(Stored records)
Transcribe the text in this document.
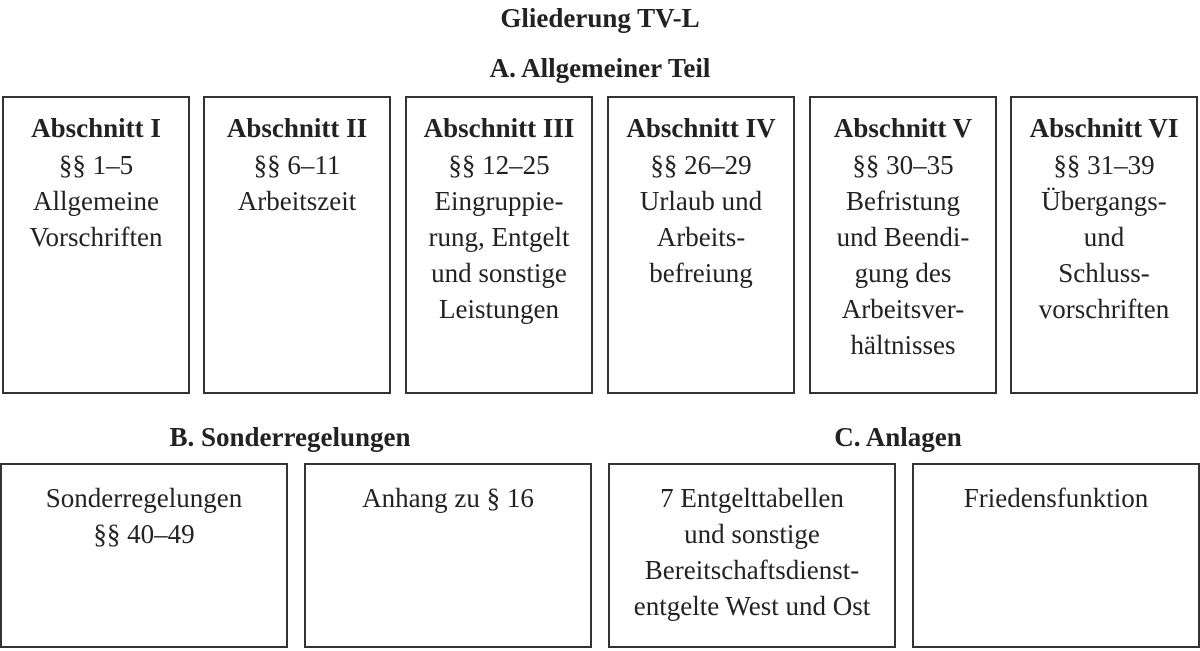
Gliederung TV-L
A. Allgemeiner Teil
Abschnitt I
§§ 1–5
Allgemeine
Vorschriften
Abschnitt II
§§ 6–11
Arbeitszeit
Abschnitt III
§§ 12–25
Eingruppie-
rung, Entgelt
und sonstige
Leistungen
Abschnitt IV
§§ 26–29
Urlaub und
Arbeits-
befreiung
Abschnitt V
§§ 30–35
Befristung
und Beendi-
gung des
Arbeitsver-
hältnisses
Abschnitt VI
§§ 31–39
Übergangs-
und
Schluss-
vorschriften
B. Sonderregelungen	C. Anlagen
Sonderregelungen
§§ 40–49
Anhang zu § 16	7 Entgelttabellen
und sonstige
Bereitschaftsdienst-
entgelte West und Ost
Friedensfunktion
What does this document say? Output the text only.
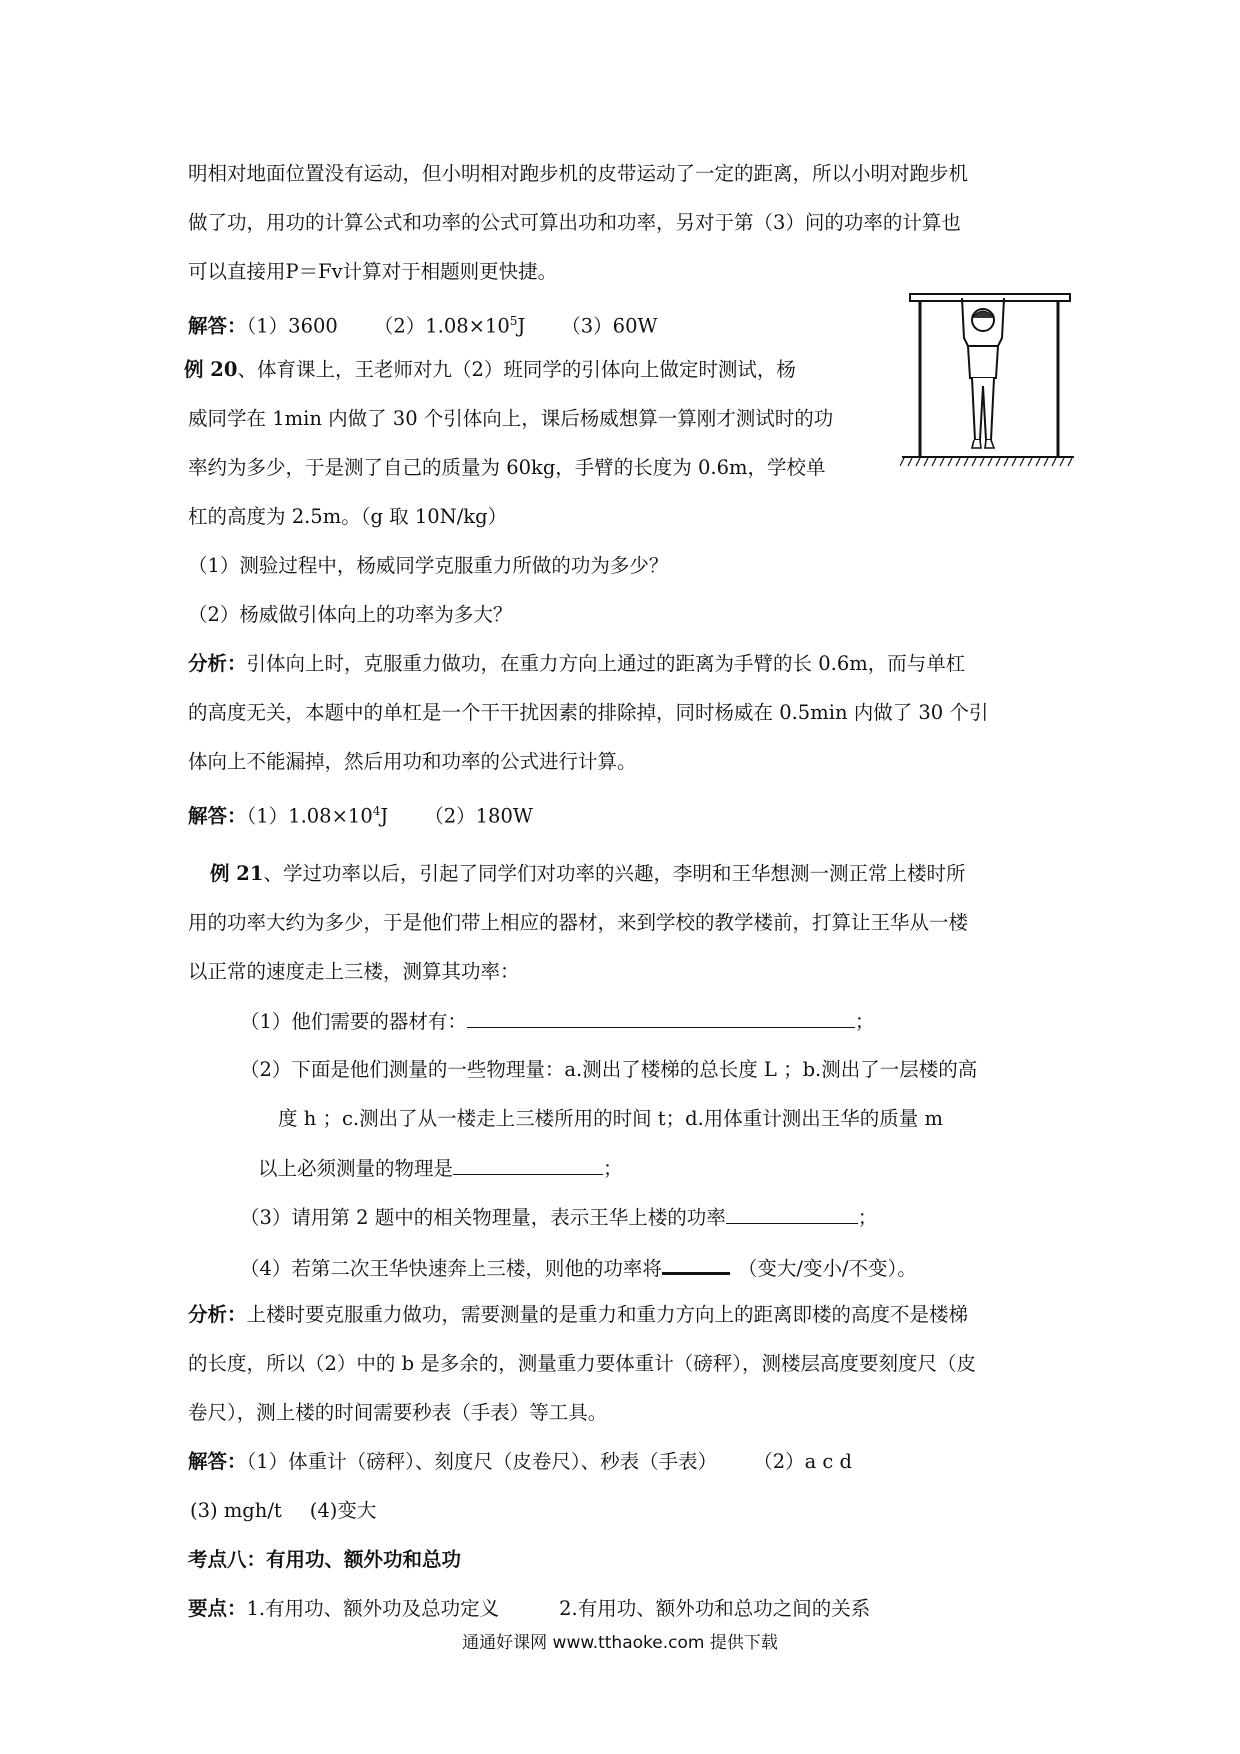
明相对地面位置没有运动，但小明相对跑步机的皮带运动了一定的距离，所以小明对跑步机
做了功，用功的计算公式和功率的公式可算出功和功率，另对于第（3）问的功率的计算也
可以直接用P＝Fv计算对于相题则更快捷。
解答：（1）3600 $(2)1.08\times 10^5J$ （3）60W
例 20、体育课上，王老师对九（2）班同学的引体向上做定时测试，杨
威同学在 1min 内做了 30 个引体向上，课后杨威想算一算刚才测试时的功
率约为多少，于是测了自己的质量为 60kg，手臂的长度为 0.6m，学校单
杠的高度为 2.5m。（g 取 10N/kg）
（1）测验过程中，杨威同学克服重力所做的功为多少？
（2）杨威做引体向上的功率为多大？
分析：引体向上时，克服重力做功，在重力方向上通过的距离为手臂的长 0.6m，而与单杠
的高度无关，本题中的单杠是一个干干扰因素的排除掉，同时杨威在 0.5min 内做了 30 个引
体向上不能漏掉，然后用功和功率的公式进行计算。
解答：$(1)1.08\times 10^4J$ （2）180W
例 21、学过功率以后，引起了同学们对功率的兴趣，李明和王华想测一测正常上楼时所
用的功率大约为多少，于是他们带上相应的器材，来到学校的教学楼前，打算让王华从一楼
以正常的速度走上三楼，测算其功率：
（1）他们需要的器材有：	；
（2）下面是他们测量的一些物理量：a.测出了楼梯的总长度 L ；b.测出了一层楼的高
度 h ；c.测出了从一楼走上三楼所用的时间 t；d.用体重计测出王华的质量 m
以上必须测量的物理是	；
（3）请用第 2 题中的相关物理量，表示王华上楼的功率	；
（4）若第二次王华快速奔上三楼，则他的功率将	（变大/变小/不变）。
分析：上楼时要克服重力做功，需要测量的是重力和重力方向上的距离即楼的高度不是楼梯
的长度，所以（2）中的 b 是多余的，测量重力要体重计（磅秤），测楼层高度要刻度尺（皮
卷尺），测上楼的时间需要秒表（手表）等工具。
解答：（1）体重计（磅秤）、刻度尺（皮卷尺）、秒表（手表） （2）a c d
(3) mgh/t (4)变大
考点八：有用功、额外功和总功
要点：1.有用功、额外功及总功定义	2.有用功、额外功和总功之间的关系
通通好课网 www.tthaoke.com 提供下载
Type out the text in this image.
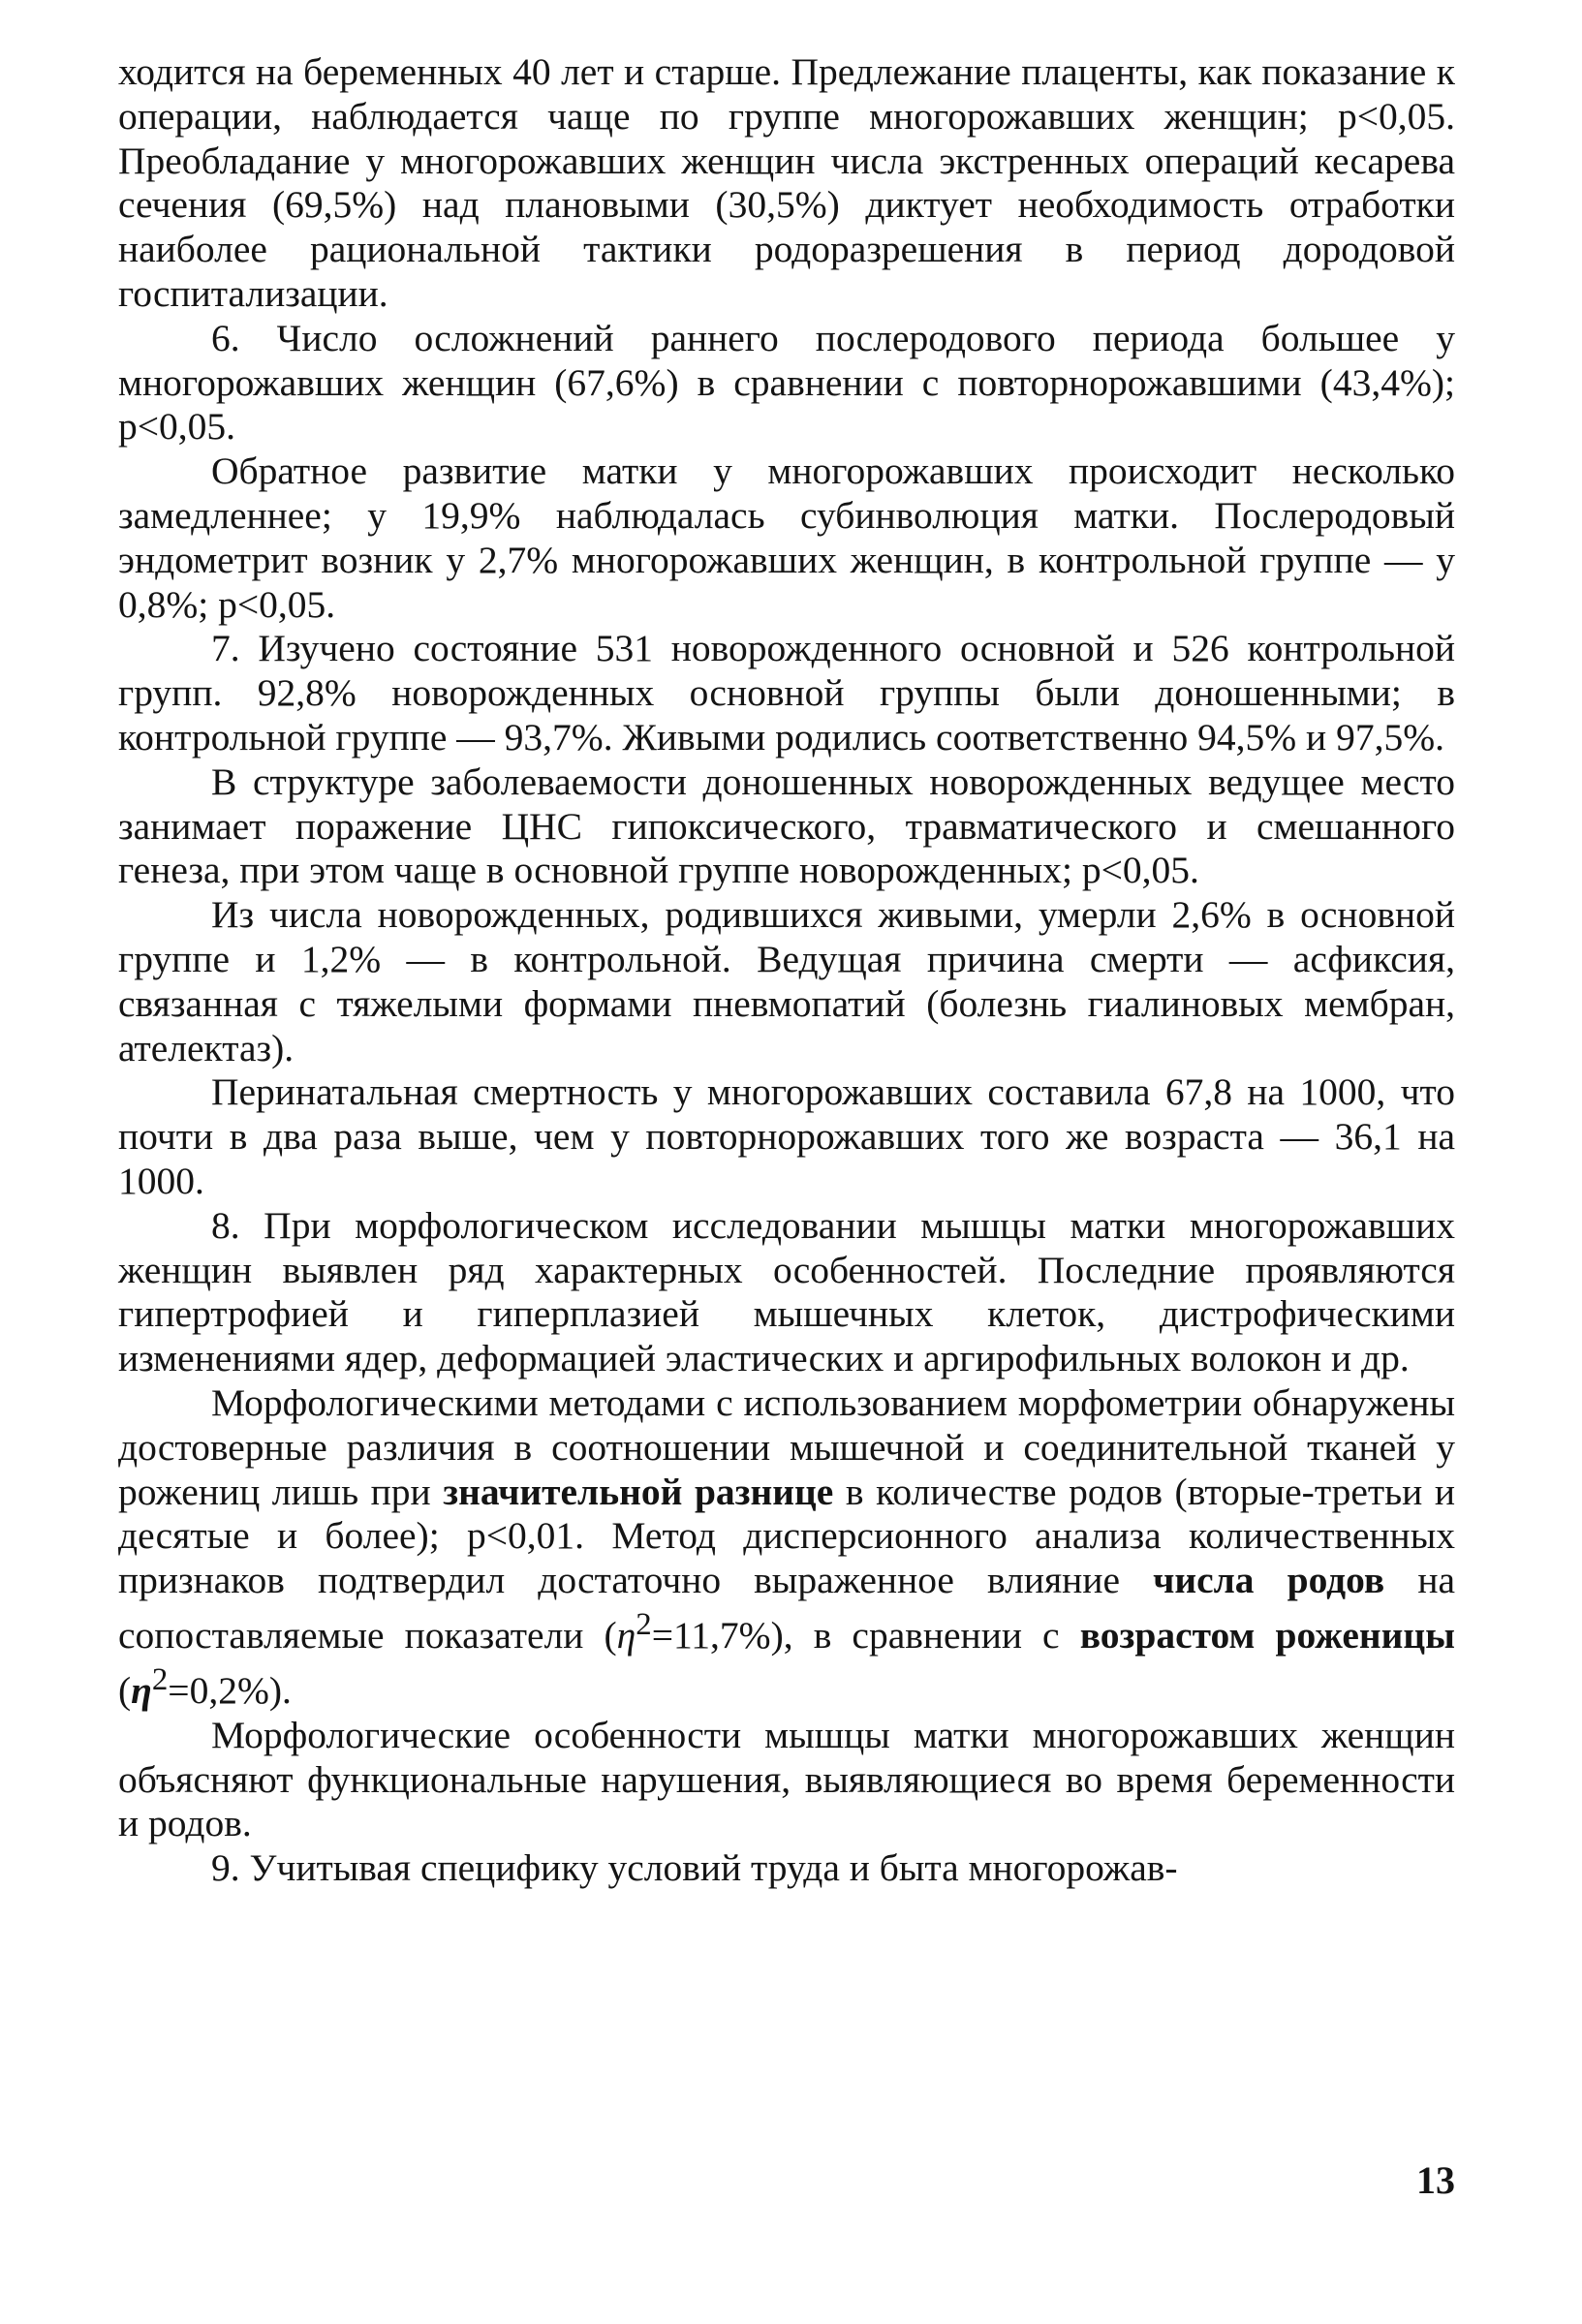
ходится на беременных 40 лет и старше. Предлежание плаценты, как показание к операции, наблюдается чаще по группе многорожавших женщин; p<0,05. Преобладание у многорожавших женщин числа экстренных операций кесарева сечения (69,5%) над плановыми (30,5%) диктует необходимость отработки наиболее рациональной тактики родоразрешения в период дородовой госпитализации.

6. Число осложнений раннего послеродового периода большее у многорожавших женщин (67,6%) в сравнении с повторнорожавшими (43,4%); p<0,05.

Обратное развитие матки у многорожавших происходит несколько замедленнее; у 19,9% наблюдалась субинволюция матки. Послеродовый эндометрит возник у 2,7% многорожавших женщин, в контрольной группе — у 0,8%; p<0,05.

7. Изучено состояние 531 новорожденного основной и 526 контрольной групп. 92,8% новорожденных основной группы были доношенными; в контрольной группе — 93,7%. Живыми родились соответственно 94,5% и 97,5%.

В структуре заболеваемости доношенных новорожденных ведущее место занимает поражение ЦНС гипоксического, травматического и смешанного генеза, при этом чаще в основной группе новорожденных; p<0,05.

Из числа новорожденных, родившихся живыми, умерли 2,6% в основной группе и 1,2% — в контрольной. Ведущая причина смерти — асфиксия, связанная с тяжелыми формами пневмопатий (болезнь гиалиновых мембран, ателектаз).

Перинатальная смертность у многорожавших составила 67,8 на 1000, что почти в два раза выше, чем у повторнорожавших того же возраста — 36,1 на 1000.

8. При морфологическом исследовании мышцы матки многорожавших женщин выявлен ряд характерных особенностей. Последние проявляются гипертрофией и гиперплазией мышечных клеток, дистрофическими изменениями ядер, деформацией эластических и аргирофильных волокон и др.

Морфологическими методами с использованием морфометрии обнаружены достоверные различия в соотношении мышечной и соединительной тканей у рожениц лишь при значительной разнице в количестве родов (вторые-третьи и десятые и более); p<0,01. Метод дисперсионного анализа количественных признаков подтвердил достаточно выраженное влияние числа родов на сопоставляемые показатели $(\eta^2=11,7\%)$, в сравнении с возрастом роженицы $(\eta^2=0,2\%)$.

Морфологические особенности мышцы матки многорожавших женщин объясняют функциональные нарушения, выявляющиеся во время беременности и родов.

9. Учитывая специфику условий труда и быта многорожав-

13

**TO BE DONE:**
Leave out all images, then reproduce the entries above exactly.

**ANSWER TO THIS PROBLEM:**
Transcribe the text in this document.
Gliederung TV-L
A. Allgemeiner Teil
Abschnitt I
§§ 1–5
Allgemeine
Vorschriften
Abschnitt II
§§ 6–11
Arbeitszeit
Abschnitt III
§§ 12–25
Eingruppie-
rung, Entgelt
und sonstige
Leistungen
Abschnitt IV
§§ 26–29
Urlaub und
Arbeits-
befreiung
Abschnitt V
§§ 30–35
Befristung
und Beendi-
gung des
Arbeitsver-
hältnisses
Abschnitt VI
§§ 31–39
Übergangs-
und
Schluss-
vorschriften
B. Sonderregelungen	C. Anlagen
Sonderregelungen
§§ 40–49
Anhang zu § 16	7 Entgelttabellen
und sonstige
Bereitschaftsdienst-
entgelte West und Ost
Friedensfunktion
What does this document say? Output the text only.
明相对地面位置没有运动，但小明相对跑步机的皮带运动了一定的距离，所以小明对跑步机
做了功，用功的计算公式和功率的公式可算出功和功率，另对于第（3）问的功率的计算也
可以直接用P＝Fv计算对于相题则更快捷。
解答：（1）3600 $(2)1.08\times 10^5J$ （3）60W
例 20、体育课上，王老师对九（2）班同学的引体向上做定时测试，杨
威同学在 1min 内做了 30 个引体向上，课后杨威想算一算刚才测试时的功
率约为多少，于是测了自己的质量为 60kg，手臂的长度为 0.6m，学校单
杠的高度为 2.5m。（g 取 10N/kg）
（1）测验过程中，杨威同学克服重力所做的功为多少？
（2）杨威做引体向上的功率为多大？
分析：引体向上时，克服重力做功，在重力方向上通过的距离为手臂的长 0.6m，而与单杠
的高度无关，本题中的单杠是一个干干扰因素的排除掉，同时杨威在 0.5min 内做了 30 个引
体向上不能漏掉，然后用功和功率的公式进行计算。
解答：$(1)1.08\times 10^4J$ （2）180W
例 21、学过功率以后，引起了同学们对功率的兴趣，李明和王华想测一测正常上楼时所
用的功率大约为多少，于是他们带上相应的器材，来到学校的教学楼前，打算让王华从一楼
以正常的速度走上三楼，测算其功率：
（1）他们需要的器材有：	；
（2）下面是他们测量的一些物理量：a.测出了楼梯的总长度 L ；b.测出了一层楼的高
度 h ；c.测出了从一楼走上三楼所用的时间 t；d.用体重计测出王华的质量 m
以上必须测量的物理是	；
（3）请用第 2 题中的相关物理量，表示王华上楼的功率	；
（4）若第二次王华快速奔上三楼，则他的功率将	（变大/变小/不变）。
分析：上楼时要克服重力做功，需要测量的是重力和重力方向上的距离即楼的高度不是楼梯
的长度，所以（2）中的 b 是多余的，测量重力要体重计（磅秤），测楼层高度要刻度尺（皮
卷尺），测上楼的时间需要秒表（手表）等工具。
解答：（1）体重计（磅秤）、刻度尺（皮卷尺）、秒表（手表） （2）a c d
(3) mgh/t (4)变大
考点八：有用功、额外功和总功
要点：1.有用功、额外功及总功定义	2.有用功、额外功和总功之间的关系
通通好课网 www.tthaoke.com 提供下载
Type out the text in this image.
ходится на беременных 40 лет и старше. Предлежание плаценты, как показание к операции, наблюдается чаще по группе многорожавших женщин; p<0,05. Преобладание у многорожавших женщин числа экстренных операций кесарева сечения (69,5%) над плановыми (30,5%) диктует необходимость отработки наиболее рациональной тактики родоразрешения в период дородовой госпитализации.

6. Число осложнений раннего послеродового периода большее у многорожавших женщин (67,6%) в сравнении с повторнорожавшими (43,4%); p<0,05.

Обратное развитие матки у многорожавших происходит несколько замедленнее; у 19,9% наблюдалась субинволюция матки. Послеродовый эндометрит возник у 2,7% многорожавших женщин, в контрольной группе — у 0,8%; p<0,05.

7. Изучено состояние 531 новорожденного основной и 526 контрольной групп. 92,8% новорожденных основной группы были доношенными; в контрольной группе — 93,7%. Живыми родились соответственно 94,5% и 97,5%.

В структуре заболеваемости доношенных новорожденных ведущее место занимает поражение ЦНС гипоксического, травматического и смешанного генеза, при этом чаще в основной группе новорожденных; p<0,05.

Из числа новорожденных, родившихся живыми, умерли 2,6% в основной группе и 1,2% — в контрольной. Ведущая причина смерти — асфиксия, связанная с тяжелыми формами пневмопатий (болезнь гиалиновых мембран, ателектаз).

Перинатальная смертность у многорожавших составила 67,8 на 1000, что почти в два раза выше, чем у повторнорожавших того же возраста — 36,1 на 1000.

8. При морфологическом исследовании мышцы матки многорожавших женщин выявлен ряд характерных особенностей. Последние проявляются гипертрофией и гиперплазией мышечных клеток, дистрофическими изменениями ядер, деформацией эластических и аргирофильных волокон и др.

Морфологическими методами с использованием морфометрии обнаружены достоверные различия в соотношении мышечной и соединительной тканей у рожениц лишь при значительной разнице в количестве родов (вторые-третьи и десятые и более); p<0,01. Метод дисперсионного анализа количественных признаков подтвердил достаточно выраженное влияние числа родов на сопоставляемые показатели $(\eta^2=11,7\%)$, в сравнении с возрастом роженицы $(\eta^2=0,2\%)$.

Морфологические особенности мышцы матки многорожавших женщин объясняют функциональные нарушения, выявляющиеся во время беременности и родов.

9. Учитывая специфику условий труда и быта многорожав-

13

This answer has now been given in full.